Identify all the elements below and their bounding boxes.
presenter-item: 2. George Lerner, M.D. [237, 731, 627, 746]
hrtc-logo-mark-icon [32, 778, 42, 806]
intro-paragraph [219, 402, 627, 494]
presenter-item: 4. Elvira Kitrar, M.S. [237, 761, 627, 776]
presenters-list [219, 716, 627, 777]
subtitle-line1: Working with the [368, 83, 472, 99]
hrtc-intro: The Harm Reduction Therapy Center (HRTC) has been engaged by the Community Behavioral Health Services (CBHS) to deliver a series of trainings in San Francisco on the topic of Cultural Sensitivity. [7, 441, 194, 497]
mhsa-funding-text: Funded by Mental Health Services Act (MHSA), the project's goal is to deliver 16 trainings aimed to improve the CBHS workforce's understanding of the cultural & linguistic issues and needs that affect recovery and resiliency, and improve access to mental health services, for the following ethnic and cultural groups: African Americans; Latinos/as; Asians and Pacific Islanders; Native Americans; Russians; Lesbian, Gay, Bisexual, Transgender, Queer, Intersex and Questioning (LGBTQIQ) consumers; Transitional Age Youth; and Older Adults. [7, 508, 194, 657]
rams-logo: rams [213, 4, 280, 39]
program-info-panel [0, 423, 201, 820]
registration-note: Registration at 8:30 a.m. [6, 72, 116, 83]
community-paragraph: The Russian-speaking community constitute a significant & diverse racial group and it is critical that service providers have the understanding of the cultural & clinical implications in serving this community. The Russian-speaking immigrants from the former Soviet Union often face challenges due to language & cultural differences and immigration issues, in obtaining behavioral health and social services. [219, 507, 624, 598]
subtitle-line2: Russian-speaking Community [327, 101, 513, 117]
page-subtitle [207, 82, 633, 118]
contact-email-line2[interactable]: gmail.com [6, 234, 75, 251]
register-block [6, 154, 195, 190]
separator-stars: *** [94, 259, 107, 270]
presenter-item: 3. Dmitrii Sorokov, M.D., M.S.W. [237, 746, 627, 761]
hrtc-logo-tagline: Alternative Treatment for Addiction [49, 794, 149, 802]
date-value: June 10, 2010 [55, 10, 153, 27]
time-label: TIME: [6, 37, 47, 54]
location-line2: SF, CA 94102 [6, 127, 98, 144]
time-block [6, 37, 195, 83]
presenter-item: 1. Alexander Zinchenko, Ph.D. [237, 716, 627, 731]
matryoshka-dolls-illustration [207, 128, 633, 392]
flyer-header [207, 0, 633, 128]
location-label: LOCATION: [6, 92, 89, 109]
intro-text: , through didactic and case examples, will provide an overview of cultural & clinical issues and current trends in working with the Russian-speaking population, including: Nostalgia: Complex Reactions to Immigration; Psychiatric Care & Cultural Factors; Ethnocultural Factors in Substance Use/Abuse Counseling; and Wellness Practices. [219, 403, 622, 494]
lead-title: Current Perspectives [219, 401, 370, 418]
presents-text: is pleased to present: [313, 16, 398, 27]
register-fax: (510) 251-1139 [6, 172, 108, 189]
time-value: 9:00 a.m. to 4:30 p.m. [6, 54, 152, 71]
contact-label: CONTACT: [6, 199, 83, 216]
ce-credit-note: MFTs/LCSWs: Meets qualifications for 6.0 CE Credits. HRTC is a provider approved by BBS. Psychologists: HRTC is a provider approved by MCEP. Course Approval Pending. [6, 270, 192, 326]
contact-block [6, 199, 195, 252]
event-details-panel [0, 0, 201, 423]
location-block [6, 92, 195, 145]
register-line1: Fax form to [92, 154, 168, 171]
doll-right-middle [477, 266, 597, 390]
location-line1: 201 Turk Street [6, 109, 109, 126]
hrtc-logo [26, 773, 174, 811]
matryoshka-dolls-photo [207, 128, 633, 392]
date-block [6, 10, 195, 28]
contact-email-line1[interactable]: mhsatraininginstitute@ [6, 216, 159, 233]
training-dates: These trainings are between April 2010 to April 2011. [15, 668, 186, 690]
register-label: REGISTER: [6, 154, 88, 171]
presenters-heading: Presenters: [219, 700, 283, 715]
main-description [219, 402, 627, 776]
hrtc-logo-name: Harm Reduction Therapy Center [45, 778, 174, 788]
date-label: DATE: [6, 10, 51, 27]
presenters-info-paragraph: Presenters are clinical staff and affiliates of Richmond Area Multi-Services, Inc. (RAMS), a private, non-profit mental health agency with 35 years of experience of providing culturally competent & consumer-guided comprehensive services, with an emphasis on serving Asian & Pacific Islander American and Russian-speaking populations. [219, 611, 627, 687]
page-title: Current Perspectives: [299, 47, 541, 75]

====

- _Exercise details_
Give the material as a numbered list, starting at the beginning and ending at the line that contains "hrtc-intro: The Harm", with blank lines left out.

- _Answer to this problem_
1. Identify all the elements below and their bounding boxes.
2. presenter-item: 2. George Lerner, M.D. [237, 731, 627, 746]
3. hrtc-logo-mark-icon [32, 778, 42, 806]
4. intro-paragraph [219, 402, 627, 494]
5. presenter-item: 4. Elvira Kitrar, M.S. [237, 761, 627, 776]
6. presenters-list [219, 716, 627, 777]
7. subtitle-line1: Working with the [368, 83, 472, 99]
8. hrtc-intro: The Harm Reduction Therapy Center (HRTC) has been engaged by the Community Behavioral Health Services (CBHS) to deliver a series of trainings in San Francisco on the topic of Cultural Sensitivity. [7, 441, 194, 497]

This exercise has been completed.